Record set:
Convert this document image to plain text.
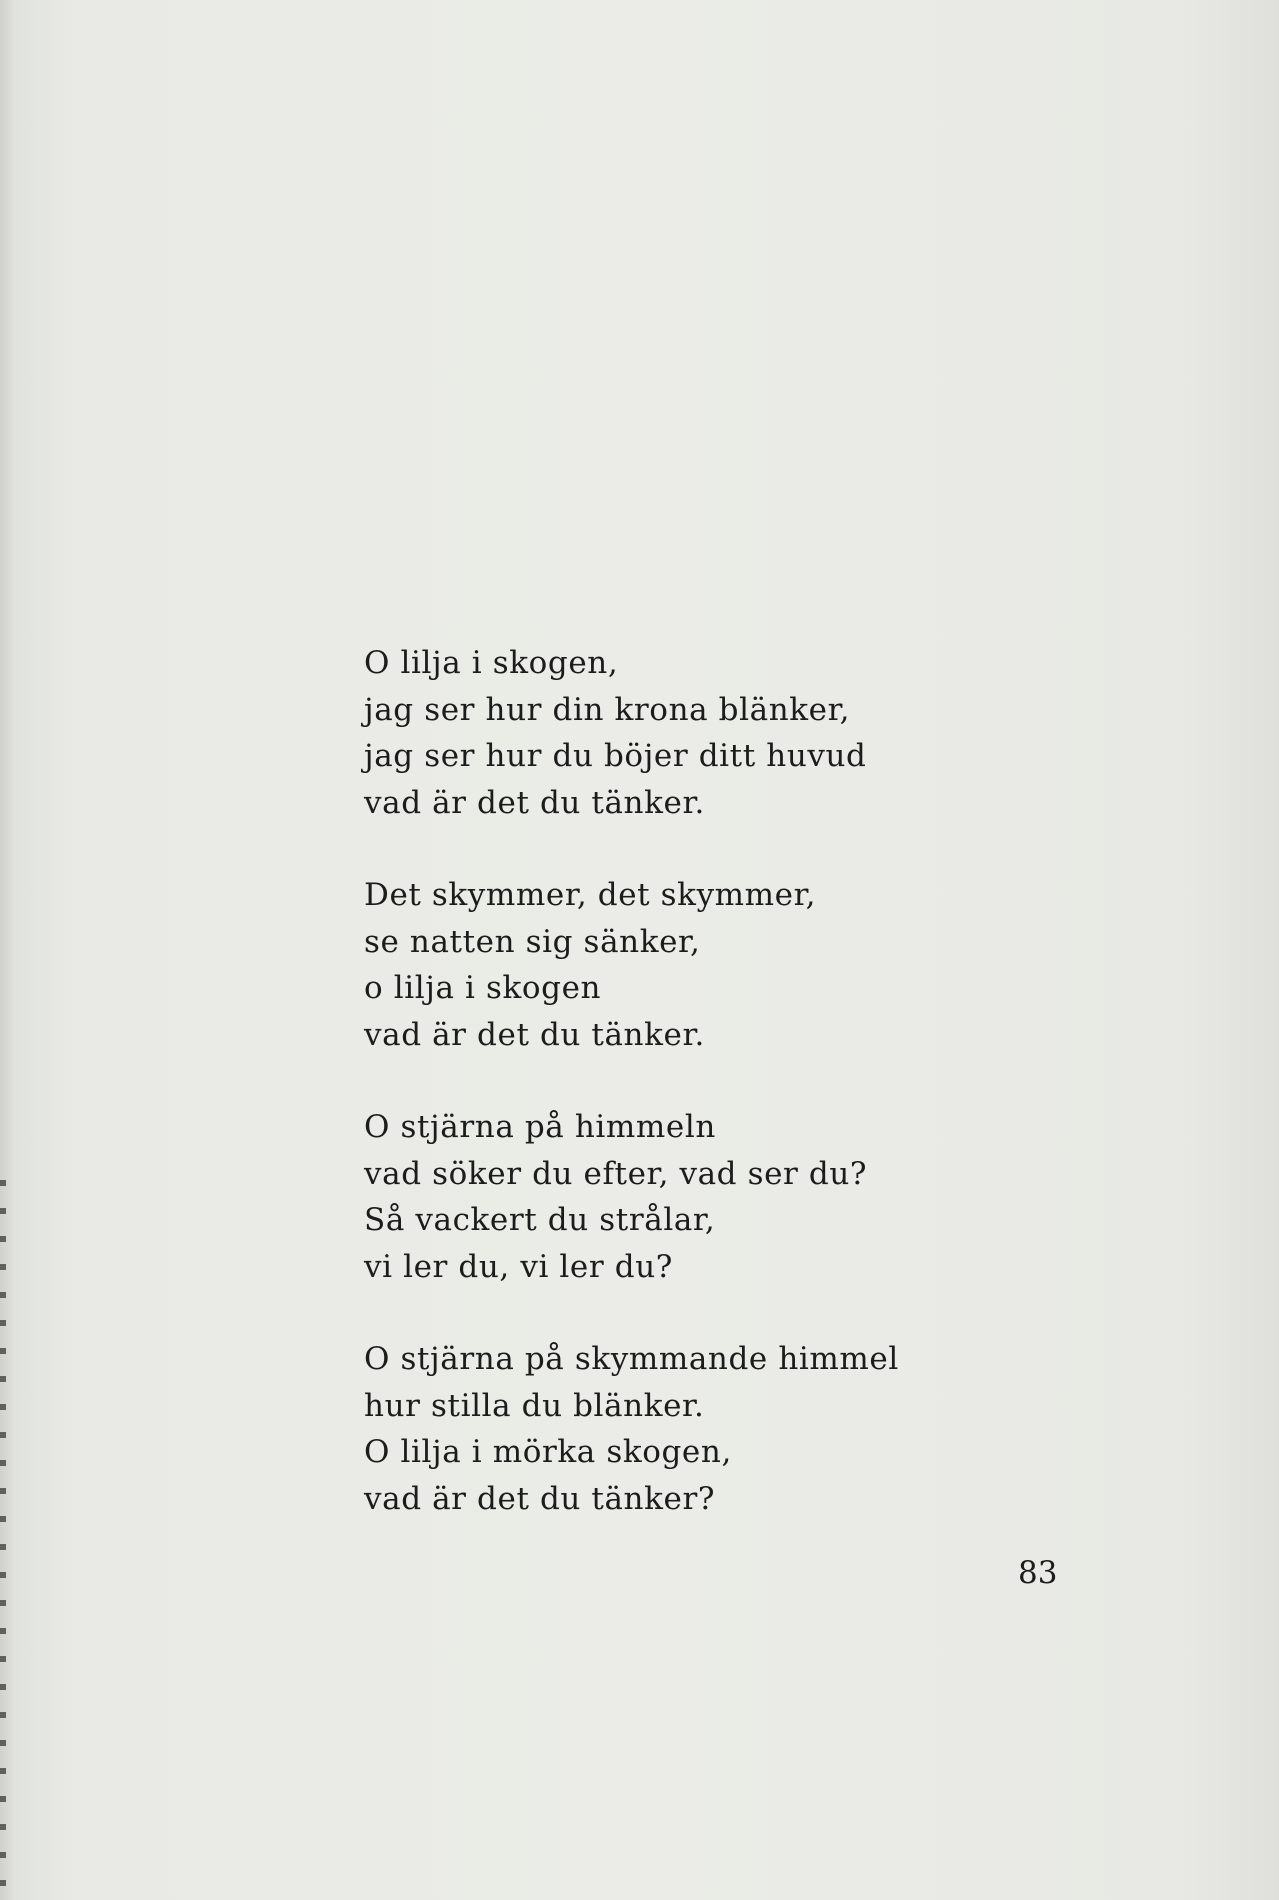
O lilja i skogen,
jag ser hur din krona blänker,
jag ser hur du böjer ditt huvud
vad är det du tänker.
Det skymmer, det skymmer,
se natten sig sänker,
o lilja i skogen
vad är det du tänker.
O stjärna på himmeln
vad söker du efter, vad ser du?
Så vackert du strålar,
vi ler du, vi ler du?
O stjärna på skymmande himmel
hur stilla du blänker.
O lilja i mörka skogen,
vad är det du tänker?
83
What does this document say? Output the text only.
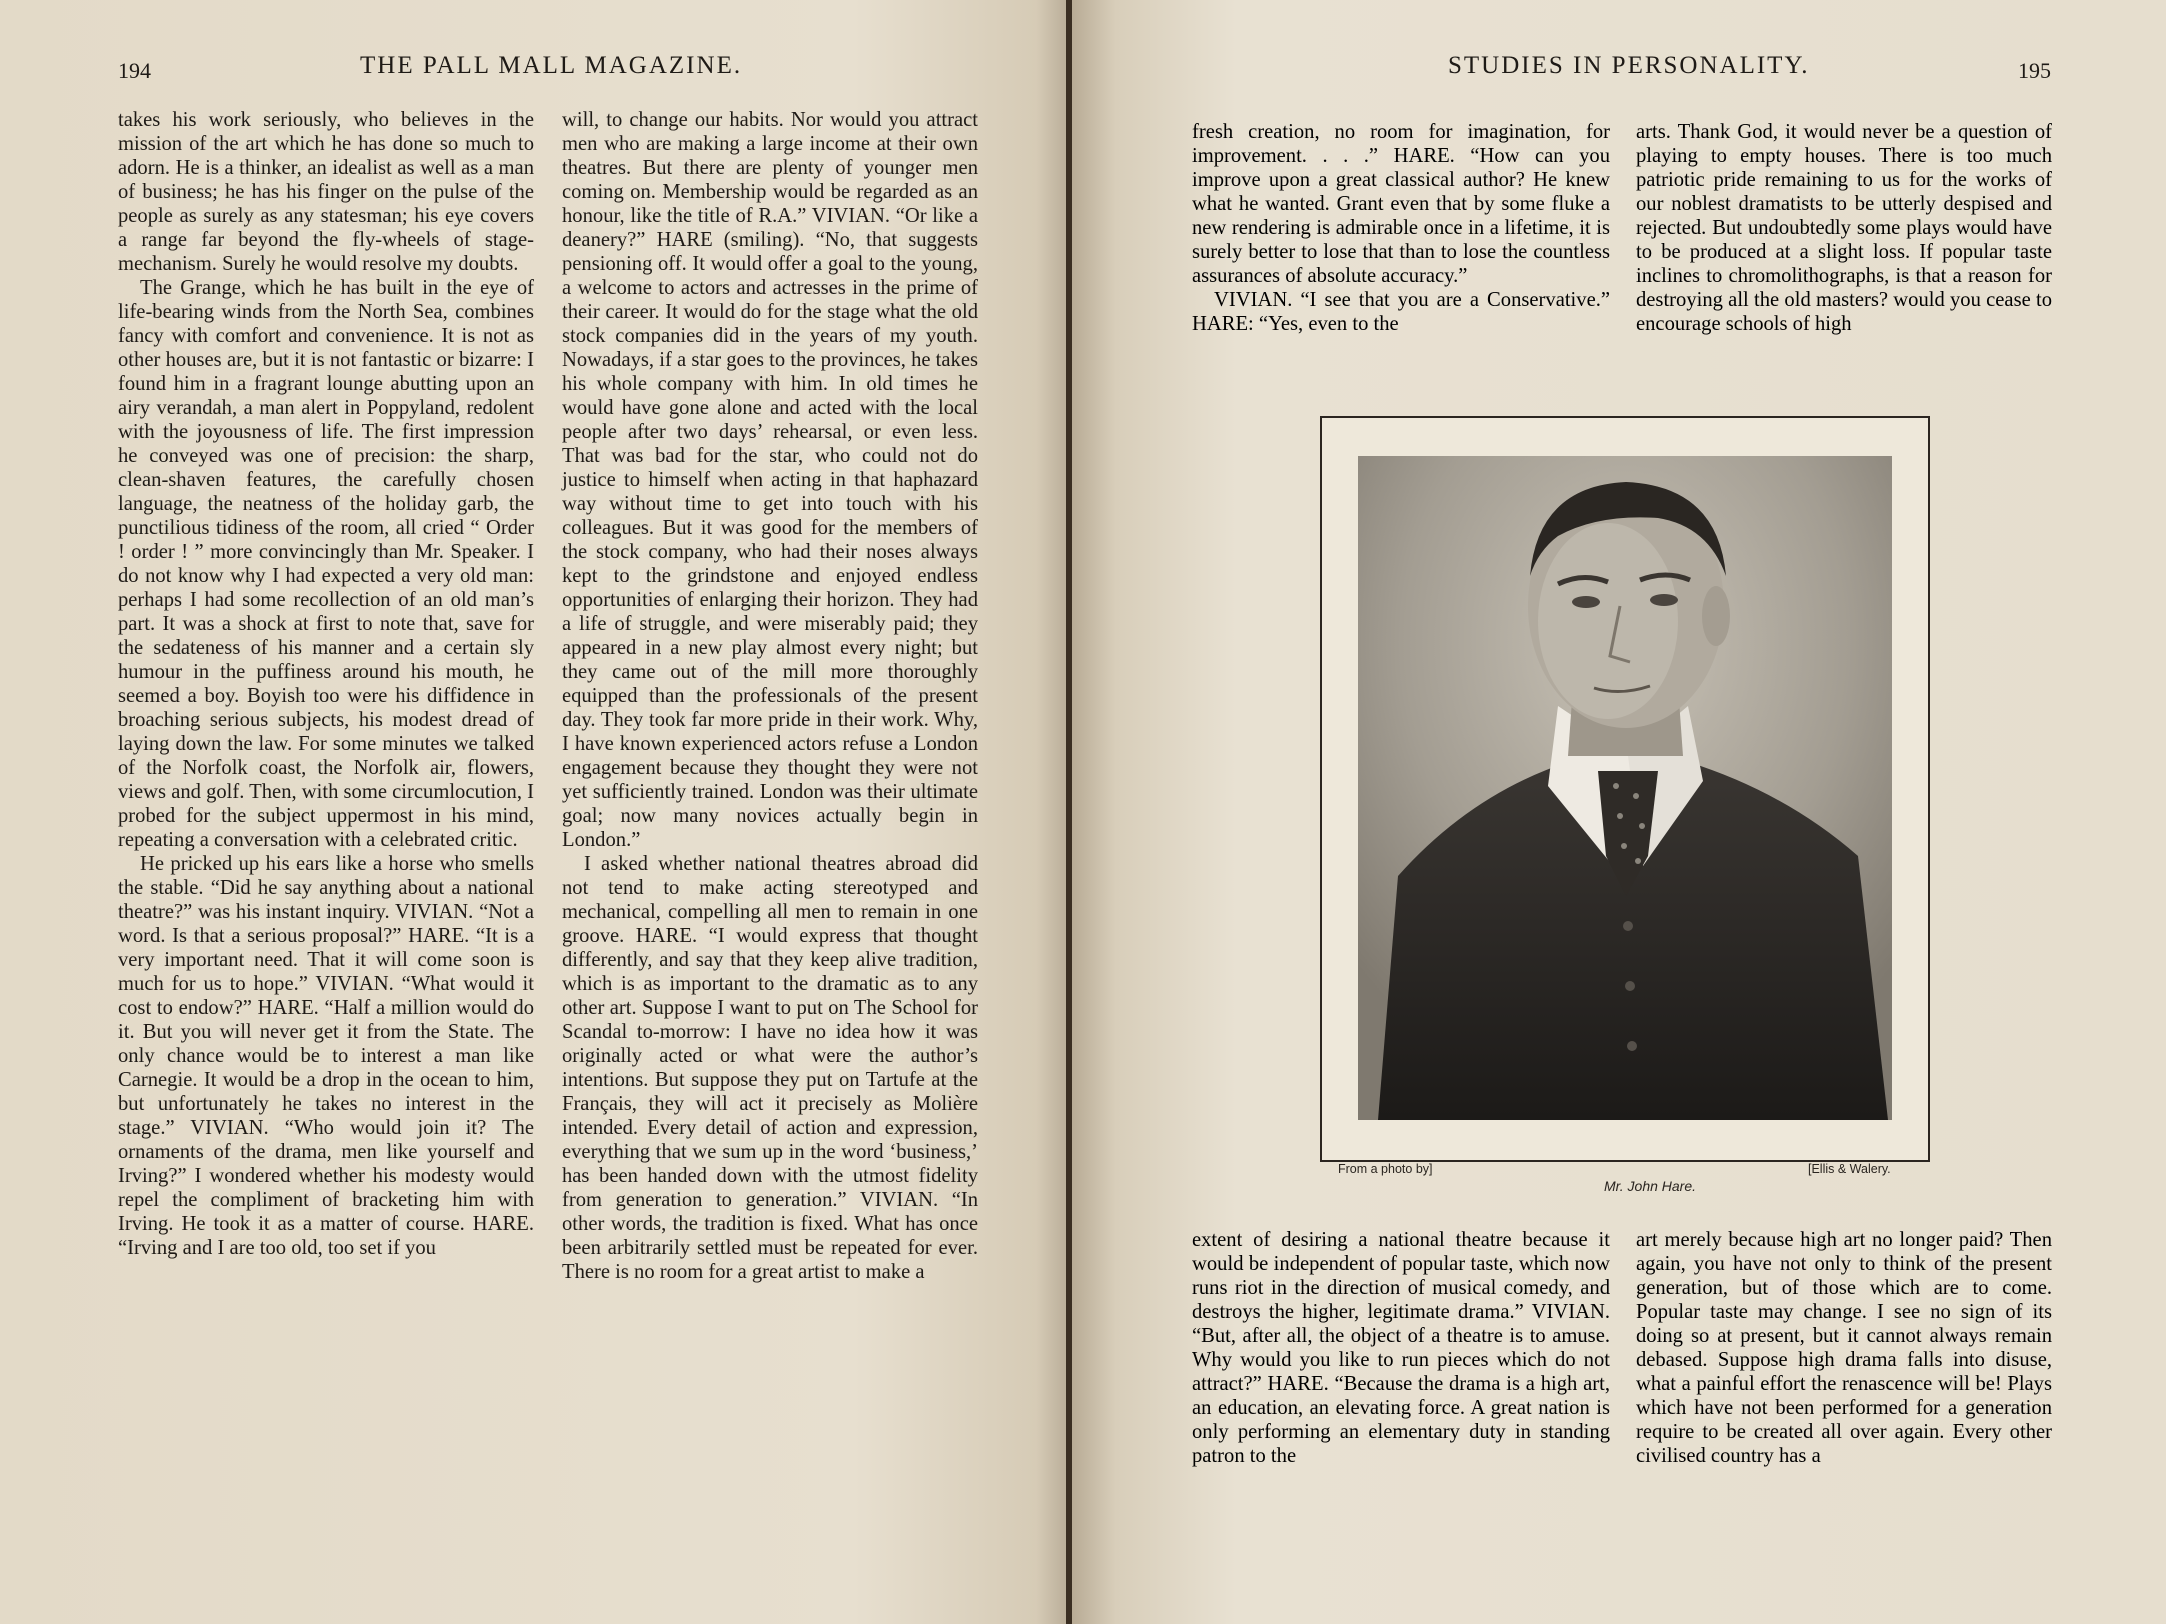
194	THE PALL MALL MAGAZINE.

takes his work seriously, who believes in the mission of the art which he has done so much to adorn. He is a thinker, an idealist as well as a man of business; he has his finger on the pulse of the people as surely as any statesman; his eye covers a range far beyond the fly-wheels of stage-mechanism. Surely he would resolve my doubts.

The Grange, which he has built in the eye of life-bearing winds from the North Sea, combines fancy with comfort and convenience. It is not as other houses are, but it is not fantastic or bizarre: I found him in a fragrant lounge abutting upon an airy verandah, a man alert in Poppyland, redolent with the joyousness of life. The first impression he conveyed was one of precision: the sharp, clean-shaven features, the carefully chosen language, the neatness of the holiday garb, the punctilious tidiness of the room, all cried “ Order ! order ! ” more convincingly than Mr. Speaker. I do not know why I had expected a very old man: perhaps I had some recollection of an old man’s part. It was a shock at first to note that, save for the sedateness of his manner and a certain sly humour in the puffiness around his mouth, he seemed a boy. Boyish too were his diffidence in broaching serious subjects, his modest dread of laying down the law. For some minutes we talked of the Norfolk coast, the Norfolk air, flowers, views and golf. Then, with some circumlocution, I probed for the subject uppermost in his mind, repeating a conversation with a celebrated critic.

He pricked up his ears like a horse who smells the stable. “Did he say anything about a national theatre?” was his instant inquiry. VIVIAN. “Not a word. Is that a serious proposal?” HARE. “It is a very important need. That it will come soon is much for us to hope.” VIVIAN. “What would it cost to endow?” HARE. “Half a million would do it. But you will never get it from the State. The only chance would be to interest a man like Carnegie. It would be a drop in the ocean to him, but unfortunately he takes no interest in the stage.” VIVIAN. “Who would join it? The ornaments of the drama, men like yourself and Irving?” I wondered whether his modesty would repel the compliment of bracketing him with Irving. He took it as a matter of course. HARE. “Irving and I are too old, too set if you

will, to change our habits. Nor would you attract men who are making a large income at their own theatres. But there are plenty of younger men coming on. Membership would be regarded as an honour, like the title of R.A.” VIVIAN. “Or like a deanery?” HARE (smiling). “No, that suggests pensioning off. It would offer a goal to the young, a welcome to actors and actresses in the prime of their career. It would do for the stage what the old stock companies did in the years of my youth. Nowadays, if a star goes to the provinces, he takes his whole company with him. In old times he would have gone alone and acted with the local people after two days’ rehearsal, or even less. That was bad for the star, who could not do justice to himself when acting in that haphazard way without time to get into touch with his colleagues. But it was good for the members of the stock company, who had their noses always kept to the grindstone and enjoyed endless opportunities of enlarging their horizon. They had a life of struggle, and were miserably paid; they appeared in a new play almost every night; but they came out of the mill more thoroughly equipped than the professionals of the present day. They took far more pride in their work. Why, I have known experienced actors refuse a London engagement because they thought they were not yet sufficiently trained. London was their ultimate goal; now many novices actually begin in London.”

I asked whether national theatres abroad did not tend to make acting stereotyped and mechanical, compelling all men to remain in one groove. HARE. “I would express that thought differently, and say that they keep alive tradition, which is as important to the dramatic as to any other art. Suppose I want to put on The School for Scandal to-morrow: I have no idea how it was originally acted or what were the author’s intentions. But suppose they put on Tartufe at the Français, they will act it precisely as Molière intended. Every detail of action and expression, everything that we sum up in the word ‘business,’ has been handed down with the utmost fidelity from generation to generation.” VIVIAN. “In other words, the tradition is fixed. What has once been arbitrarily settled must be repeated for ever. There is no room for a great artist to make a

STUDIES IN PERSONALITY.	195

fresh creation, no room for imagination, for improvement. . . .” HARE. “How can you improve upon a great classical author? He knew what he wanted. Grant even that by some fluke a new rendering is admirable once in a lifetime, it is surely better to lose that than to lose the countless assurances of absolute accuracy.”

VIVIAN. “I see that you are a Conservative.” HARE: “Yes, even to the

arts. Thank God, it would never be a question of playing to empty houses. There is too much patriotic pride remaining to us for the works of our noblest dramatists to be utterly despised and rejected. But undoubtedly some plays would have to be produced at a slight loss. If popular taste inclines to chromolithographs, is that a reason for destroying all the old masters? would you cease to encourage schools of high

From a photo by]	[Ellis & Walery.
Mr. John Hare.

extent of desiring a national theatre because it would be independent of popular taste, which now runs riot in the direction of musical comedy, and destroys the higher, legitimate drama.” VIVIAN. “But, after all, the object of a theatre is to amuse. Why would you like to run pieces which do not attract?” HARE. “Because the drama is a high art, an education, an elevating force. A great nation is only performing an elementary duty in standing patron to the

art merely because high art no longer paid? Then again, you have not only to think of the present generation, but of those which are to come. Popular taste may change. I see no sign of its doing so at present, but it cannot always remain debased. Suppose high drama falls into disuse, what a painful effort the renascence will be! Plays which have not been performed for a generation require to be created all over again. Every other civilised country has a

The request:
Retype all entries exactly as they appear, dropping the images.

Answer below:
Convert this document image to plain text.
O lilja i skogen,
jag ser hur din krona blänker,
jag ser hur du böjer ditt huvud
vad är det du tänker.
Det skymmer, det skymmer,
se natten sig sänker,
o lilja i skogen
vad är det du tänker.
O stjärna på himmeln
vad söker du efter, vad ser du?
Så vackert du strålar,
vi ler du, vi ler du?
O stjärna på skymmande himmel
hur stilla du blänker.
O lilja i mörka skogen,
vad är det du tänker?
83
What does this document say? Output the text only.
194	THE PALL MALL MAGAZINE.

takes his work seriously, who believes in the mission of the art which he has done so much to adorn. He is a thinker, an idealist as well as a man of business; he has his finger on the pulse of the people as surely as any statesman; his eye covers a range far beyond the fly-wheels of stage-mechanism. Surely he would resolve my doubts.

The Grange, which he has built in the eye of life-bearing winds from the North Sea, combines fancy with comfort and convenience. It is not as other houses are, but it is not fantastic or bizarre: I found him in a fragrant lounge abutting upon an airy verandah, a man alert in Poppyland, redolent with the joyousness of life. The first impression he conveyed was one of precision: the sharp, clean-shaven features, the carefully chosen language, the neatness of the holiday garb, the punctilious tidiness of the room, all cried “ Order ! order ! ” more convincingly than Mr. Speaker. I do not know why I had expected a very old man: perhaps I had some recollection of an old man’s part. It was a shock at first to note that, save for the sedateness of his manner and a certain sly humour in the puffiness around his mouth, he seemed a boy. Boyish too were his diffidence in broaching serious subjects, his modest dread of laying down the law. For some minutes we talked of the Norfolk coast, the Norfolk air, flowers, views and golf. Then, with some circumlocution, I probed for the subject uppermost in his mind, repeating a conversation with a celebrated critic.

He pricked up his ears like a horse who smells the stable. “Did he say anything about a national theatre?” was his instant inquiry. VIVIAN. “Not a word. Is that a serious proposal?” HARE. “It is a very important need. That it will come soon is much for us to hope.” VIVIAN. “What would it cost to endow?” HARE. “Half a million would do it. But you will never get it from the State. The only chance would be to interest a man like Carnegie. It would be a drop in the ocean to him, but unfortunately he takes no interest in the stage.” VIVIAN. “Who would join it? The ornaments of the drama, men like yourself and Irving?” I wondered whether his modesty would repel the compliment of bracketing him with Irving. He took it as a matter of course. HARE. “Irving and I are too old, too set if you

will, to change our habits. Nor would you attract men who are making a large income at their own theatres. But there are plenty of younger men coming on. Membership would be regarded as an honour, like the title of R.A.” VIVIAN. “Or like a deanery?” HARE (smiling). “No, that suggests pensioning off. It would offer a goal to the young, a welcome to actors and actresses in the prime of their career. It would do for the stage what the old stock companies did in the years of my youth. Nowadays, if a star goes to the provinces, he takes his whole company with him. In old times he would have gone alone and acted with the local people after two days’ rehearsal, or even less. That was bad for the star, who could not do justice to himself when acting in that haphazard way without time to get into touch with his colleagues. But it was good for the members of the stock company, who had their noses always kept to the grindstone and enjoyed endless opportunities of enlarging their horizon. They had a life of struggle, and were miserably paid; they appeared in a new play almost every night; but they came out of the mill more thoroughly equipped than the professionals of the present day. They took far more pride in their work. Why, I have known experienced actors refuse a London engagement because they thought they were not yet sufficiently trained. London was their ultimate goal; now many novices actually begin in London.”

I asked whether national theatres abroad did not tend to make acting stereotyped and mechanical, compelling all men to remain in one groove. HARE. “I would express that thought differently, and say that they keep alive tradition, which is as important to the dramatic as to any other art. Suppose I want to put on The School for Scandal to-morrow: I have no idea how it was originally acted or what were the author’s intentions. But suppose they put on Tartufe at the Français, they will act it precisely as Molière intended. Every detail of action and expression, everything that we sum up in the word ‘business,’ has been handed down with the utmost fidelity from generation to generation.” VIVIAN. “In other words, the tradition is fixed. What has once been arbitrarily settled must be repeated for ever. There is no room for a great artist to make a

STUDIES IN PERSONALITY.	195

fresh creation, no room for imagination, for improvement. . . .” HARE. “How can you improve upon a great classical author? He knew what he wanted. Grant even that by some fluke a new rendering is admirable once in a lifetime, it is surely better to lose that than to lose the countless assurances of absolute accuracy.”

VIVIAN. “I see that you are a Conservative.” HARE: “Yes, even to the

arts. Thank God, it would never be a question of playing to empty houses. There is too much patriotic pride remaining to us for the works of our noblest dramatists to be utterly despised and rejected. But undoubtedly some plays would have to be produced at a slight loss. If popular taste inclines to chromolithographs, is that a reason for destroying all the old masters? would you cease to encourage schools of high

From a photo by]	[Ellis & Walery.
Mr. John Hare.

extent of desiring a national theatre because it would be independent of popular taste, which now runs riot in the direction of musical comedy, and destroys the higher, legitimate drama.” VIVIAN. “But, after all, the object of a theatre is to amuse. Why would you like to run pieces which do not attract?” HARE. “Because the drama is a high art, an education, an elevating force. A great nation is only performing an elementary duty in standing patron to the

art merely because high art no longer paid? Then again, you have not only to think of the present generation, but of those which are to come. Popular taste may change. I see no sign of its doing so at present, but it cannot always remain debased. Suppose high drama falls into disuse, what a painful effort the renascence will be! Plays which have not been performed for a generation require to be created all over again. Every other civilised country has a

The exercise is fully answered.